[Task statement]
Return each line of the data below exactly, omitting any pictures.

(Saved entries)

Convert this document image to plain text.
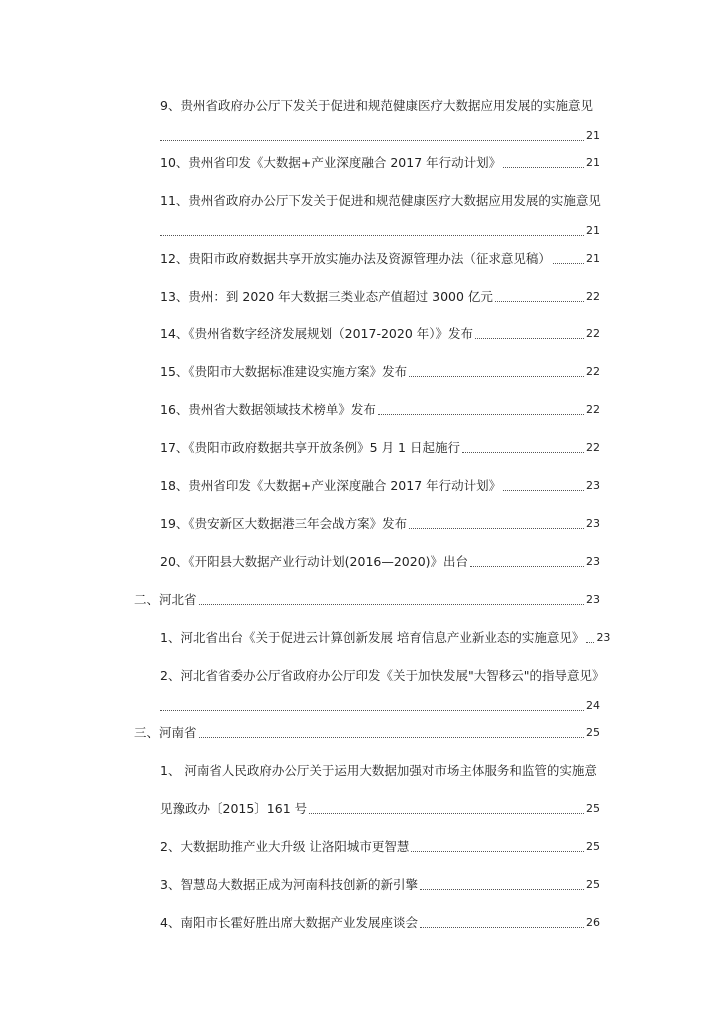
9、贵州省政府办公厅下发关于促进和规范健康医疗大数据应用发展的实施意见
21
10、贵州省印发《大数据+产业深度融合 2017 年行动计划》	21
11、贵州省政府办公厅下发关于促进和规范健康医疗大数据应用发展的实施意见
21
12、贵阳市政府数据共享开放实施办法及资源管理办法（征求意见稿）	21
13、贵州：到 2020 年大数据三类业态产值超过 3000 亿元	22
14、《贵州省数字经济发展规划（2017-2020 年）》发布	22
15、《贵阳市大数据标准建设实施方案》发布	22
16、贵州省大数据领域技术榜单》发布	22
17、《贵阳市政府数据共享开放条例》5 月 1 日起施行	22
18、贵州省印发《大数据+产业深度融合 2017 年行动计划》	23
19、《贵安新区大数据港三年会战方案》发布	23
20、《开阳县大数据产业行动计划(2016—2020)》出台	23
二、河北省	23
1、河北省出台《关于促进云计算创新发展 培育信息产业新业态的实施意见》 23
2、河北省省委办公厅省政府办公厅印发《关于加快发展"大智移云"的指导意见》
24
三、河南省	25
1、 河南省人民政府办公厅关于运用大数据加强对市场主体服务和监管的实施意
见豫政办〔2015〕161 号	25
2、大数据助推产业大升级 让洛阳城市更智慧	25
3、智慧岛大数据正成为河南科技创新的新引擎	25
4、南阳市长霍好胜出席大数据产业发展座谈会	26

[Output]
Convert this document image to plain text.
9、贵州省政府办公厅下发关于促进和规范健康医疗大数据应用发展的实施意见
21
10、贵州省印发《大数据+产业深度融合 2017 年行动计划》	21
11、贵州省政府办公厅下发关于促进和规范健康医疗大数据应用发展的实施意见
21
12、贵阳市政府数据共享开放实施办法及资源管理办法（征求意见稿）	21
13、贵州：到 2020 年大数据三类业态产值超过 3000 亿元	22
14、《贵州省数字经济发展规划（2017-2020 年）》发布	22
15、《贵阳市大数据标准建设实施方案》发布	22
16、贵州省大数据领域技术榜单》发布	22
17、《贵阳市政府数据共享开放条例》5 月 1 日起施行	22
18、贵州省印发《大数据+产业深度融合 2017 年行动计划》	23
19、《贵安新区大数据港三年会战方案》发布	23
20、《开阳县大数据产业行动计划(2016—2020)》出台	23
二、河北省	23
1、河北省出台《关于促进云计算创新发展 培育信息产业新业态的实施意见》 23
2、河北省省委办公厅省政府办公厅印发《关于加快发展"大智移云"的指导意见》
24
三、河南省	25
1、 河南省人民政府办公厅关于运用大数据加强对市场主体服务和监管的实施意
见豫政办〔2015〕161 号	25
2、大数据助推产业大升级 让洛阳城市更智慧	25
3、智慧岛大数据正成为河南科技创新的新引擎	25
4、南阳市长霍好胜出席大数据产业发展座谈会	26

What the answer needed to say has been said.